# WORK TO COMPLETE:
Every line holding the word "background" counts once. Give the total, nothing more.

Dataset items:
####

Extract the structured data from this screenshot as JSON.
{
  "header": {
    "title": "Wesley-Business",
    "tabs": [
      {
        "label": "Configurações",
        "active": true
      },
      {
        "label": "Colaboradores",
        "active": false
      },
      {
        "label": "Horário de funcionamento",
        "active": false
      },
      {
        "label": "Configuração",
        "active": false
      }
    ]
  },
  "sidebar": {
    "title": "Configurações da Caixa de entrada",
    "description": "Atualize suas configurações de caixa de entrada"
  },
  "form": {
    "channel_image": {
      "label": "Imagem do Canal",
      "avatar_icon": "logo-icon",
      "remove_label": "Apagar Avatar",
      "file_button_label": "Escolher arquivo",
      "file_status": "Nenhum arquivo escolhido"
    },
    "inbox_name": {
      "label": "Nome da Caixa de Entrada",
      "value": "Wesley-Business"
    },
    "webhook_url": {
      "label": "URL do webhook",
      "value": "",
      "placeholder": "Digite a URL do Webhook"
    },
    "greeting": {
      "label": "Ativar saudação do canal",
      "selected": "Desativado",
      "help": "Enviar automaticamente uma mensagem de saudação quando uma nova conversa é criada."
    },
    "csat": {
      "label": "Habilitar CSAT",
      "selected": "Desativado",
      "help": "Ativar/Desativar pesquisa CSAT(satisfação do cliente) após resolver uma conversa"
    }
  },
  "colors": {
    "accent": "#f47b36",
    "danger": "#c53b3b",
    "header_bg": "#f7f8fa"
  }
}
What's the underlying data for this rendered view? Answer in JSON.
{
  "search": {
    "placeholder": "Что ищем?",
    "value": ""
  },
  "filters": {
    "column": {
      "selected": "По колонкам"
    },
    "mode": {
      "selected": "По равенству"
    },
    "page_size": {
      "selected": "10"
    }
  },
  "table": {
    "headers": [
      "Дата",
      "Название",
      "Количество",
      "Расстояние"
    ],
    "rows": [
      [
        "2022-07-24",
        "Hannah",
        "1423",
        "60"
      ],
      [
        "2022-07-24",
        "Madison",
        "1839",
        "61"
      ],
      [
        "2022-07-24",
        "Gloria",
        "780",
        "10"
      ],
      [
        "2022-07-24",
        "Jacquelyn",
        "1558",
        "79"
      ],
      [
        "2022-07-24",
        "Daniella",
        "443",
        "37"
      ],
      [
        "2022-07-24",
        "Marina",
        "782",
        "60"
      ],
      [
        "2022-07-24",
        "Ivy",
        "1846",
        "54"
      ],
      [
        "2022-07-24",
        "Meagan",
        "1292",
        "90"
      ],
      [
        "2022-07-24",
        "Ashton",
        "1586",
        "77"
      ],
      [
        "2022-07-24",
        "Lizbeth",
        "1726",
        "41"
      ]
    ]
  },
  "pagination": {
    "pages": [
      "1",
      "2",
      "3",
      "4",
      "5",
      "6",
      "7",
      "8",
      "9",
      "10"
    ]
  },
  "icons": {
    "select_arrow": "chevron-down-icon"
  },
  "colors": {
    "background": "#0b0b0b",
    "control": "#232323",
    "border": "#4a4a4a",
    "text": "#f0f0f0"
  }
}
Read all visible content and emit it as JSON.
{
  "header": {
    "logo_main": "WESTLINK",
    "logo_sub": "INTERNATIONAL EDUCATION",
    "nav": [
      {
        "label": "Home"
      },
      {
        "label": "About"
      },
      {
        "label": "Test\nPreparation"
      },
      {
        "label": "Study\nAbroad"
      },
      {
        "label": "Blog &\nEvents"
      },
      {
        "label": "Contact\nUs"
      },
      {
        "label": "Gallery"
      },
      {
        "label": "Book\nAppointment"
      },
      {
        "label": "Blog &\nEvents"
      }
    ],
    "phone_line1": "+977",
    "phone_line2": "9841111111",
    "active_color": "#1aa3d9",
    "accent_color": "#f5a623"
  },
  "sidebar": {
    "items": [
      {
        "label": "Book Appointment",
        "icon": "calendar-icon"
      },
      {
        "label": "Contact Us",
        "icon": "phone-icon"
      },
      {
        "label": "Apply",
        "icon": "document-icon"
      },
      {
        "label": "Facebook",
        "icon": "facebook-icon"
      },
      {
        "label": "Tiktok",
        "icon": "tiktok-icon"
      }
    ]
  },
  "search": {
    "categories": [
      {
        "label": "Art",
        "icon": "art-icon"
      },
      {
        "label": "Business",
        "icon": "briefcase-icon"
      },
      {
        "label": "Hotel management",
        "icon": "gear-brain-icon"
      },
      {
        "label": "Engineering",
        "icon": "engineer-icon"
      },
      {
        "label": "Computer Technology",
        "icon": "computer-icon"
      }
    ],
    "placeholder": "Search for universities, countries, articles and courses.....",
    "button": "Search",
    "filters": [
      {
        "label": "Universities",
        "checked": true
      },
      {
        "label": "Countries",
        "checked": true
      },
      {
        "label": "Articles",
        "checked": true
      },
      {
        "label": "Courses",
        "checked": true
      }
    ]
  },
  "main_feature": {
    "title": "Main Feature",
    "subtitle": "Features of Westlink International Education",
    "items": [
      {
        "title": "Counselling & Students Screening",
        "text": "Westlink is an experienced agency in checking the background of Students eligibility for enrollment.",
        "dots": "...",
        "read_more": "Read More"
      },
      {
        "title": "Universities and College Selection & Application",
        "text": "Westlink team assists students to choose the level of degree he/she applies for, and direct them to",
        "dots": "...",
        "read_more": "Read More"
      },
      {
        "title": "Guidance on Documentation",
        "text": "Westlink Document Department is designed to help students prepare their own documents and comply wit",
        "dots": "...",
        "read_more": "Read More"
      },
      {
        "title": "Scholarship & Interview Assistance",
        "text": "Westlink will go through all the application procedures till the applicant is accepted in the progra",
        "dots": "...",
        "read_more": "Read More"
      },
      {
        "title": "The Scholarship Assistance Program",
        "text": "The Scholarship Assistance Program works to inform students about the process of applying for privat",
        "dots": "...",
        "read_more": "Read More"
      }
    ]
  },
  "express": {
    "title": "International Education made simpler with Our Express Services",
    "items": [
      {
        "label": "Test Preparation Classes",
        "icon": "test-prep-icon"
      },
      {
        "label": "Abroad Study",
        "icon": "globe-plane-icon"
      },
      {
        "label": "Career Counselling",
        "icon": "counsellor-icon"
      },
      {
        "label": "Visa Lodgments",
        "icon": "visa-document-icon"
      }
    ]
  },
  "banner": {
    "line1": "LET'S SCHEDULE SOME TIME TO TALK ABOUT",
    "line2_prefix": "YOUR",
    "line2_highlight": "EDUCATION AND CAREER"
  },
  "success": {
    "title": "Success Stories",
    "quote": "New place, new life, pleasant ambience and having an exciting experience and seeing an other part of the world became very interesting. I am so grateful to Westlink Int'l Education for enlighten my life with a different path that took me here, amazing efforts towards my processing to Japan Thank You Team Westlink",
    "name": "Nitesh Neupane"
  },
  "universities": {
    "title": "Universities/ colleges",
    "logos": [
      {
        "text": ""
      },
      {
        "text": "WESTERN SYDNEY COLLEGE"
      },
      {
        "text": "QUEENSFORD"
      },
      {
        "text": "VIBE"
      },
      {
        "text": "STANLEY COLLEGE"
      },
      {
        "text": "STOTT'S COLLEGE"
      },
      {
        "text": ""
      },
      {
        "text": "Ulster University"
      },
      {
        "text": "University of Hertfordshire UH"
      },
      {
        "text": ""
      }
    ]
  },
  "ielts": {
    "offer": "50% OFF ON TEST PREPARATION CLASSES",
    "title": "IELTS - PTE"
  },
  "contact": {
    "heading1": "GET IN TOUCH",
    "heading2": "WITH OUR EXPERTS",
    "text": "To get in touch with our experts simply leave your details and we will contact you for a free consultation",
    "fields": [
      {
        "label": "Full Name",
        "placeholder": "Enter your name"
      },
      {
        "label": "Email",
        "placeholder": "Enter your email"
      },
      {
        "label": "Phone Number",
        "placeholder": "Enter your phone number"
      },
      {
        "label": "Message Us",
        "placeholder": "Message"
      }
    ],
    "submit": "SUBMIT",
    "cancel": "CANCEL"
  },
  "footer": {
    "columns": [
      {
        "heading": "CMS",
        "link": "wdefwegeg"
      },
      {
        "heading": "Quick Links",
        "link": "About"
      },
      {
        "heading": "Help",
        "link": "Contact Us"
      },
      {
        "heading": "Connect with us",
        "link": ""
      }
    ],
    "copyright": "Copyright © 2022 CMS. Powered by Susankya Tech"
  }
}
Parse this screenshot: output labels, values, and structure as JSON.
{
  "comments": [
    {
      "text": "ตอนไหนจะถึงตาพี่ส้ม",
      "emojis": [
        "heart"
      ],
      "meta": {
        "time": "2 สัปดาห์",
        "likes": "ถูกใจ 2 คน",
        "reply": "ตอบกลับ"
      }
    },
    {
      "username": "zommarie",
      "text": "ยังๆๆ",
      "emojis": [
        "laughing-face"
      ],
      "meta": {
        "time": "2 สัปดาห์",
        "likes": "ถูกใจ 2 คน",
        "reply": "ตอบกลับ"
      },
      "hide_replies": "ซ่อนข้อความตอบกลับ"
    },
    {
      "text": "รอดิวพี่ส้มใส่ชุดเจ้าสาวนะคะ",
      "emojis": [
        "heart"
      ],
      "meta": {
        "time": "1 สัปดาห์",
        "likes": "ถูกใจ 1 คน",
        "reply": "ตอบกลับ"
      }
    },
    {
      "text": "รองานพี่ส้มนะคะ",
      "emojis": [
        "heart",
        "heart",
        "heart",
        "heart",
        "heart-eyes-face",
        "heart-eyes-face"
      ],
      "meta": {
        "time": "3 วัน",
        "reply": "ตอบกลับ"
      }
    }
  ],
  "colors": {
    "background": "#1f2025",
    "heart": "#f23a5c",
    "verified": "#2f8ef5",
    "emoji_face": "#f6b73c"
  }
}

####

# CORRECT RESPONSE:
3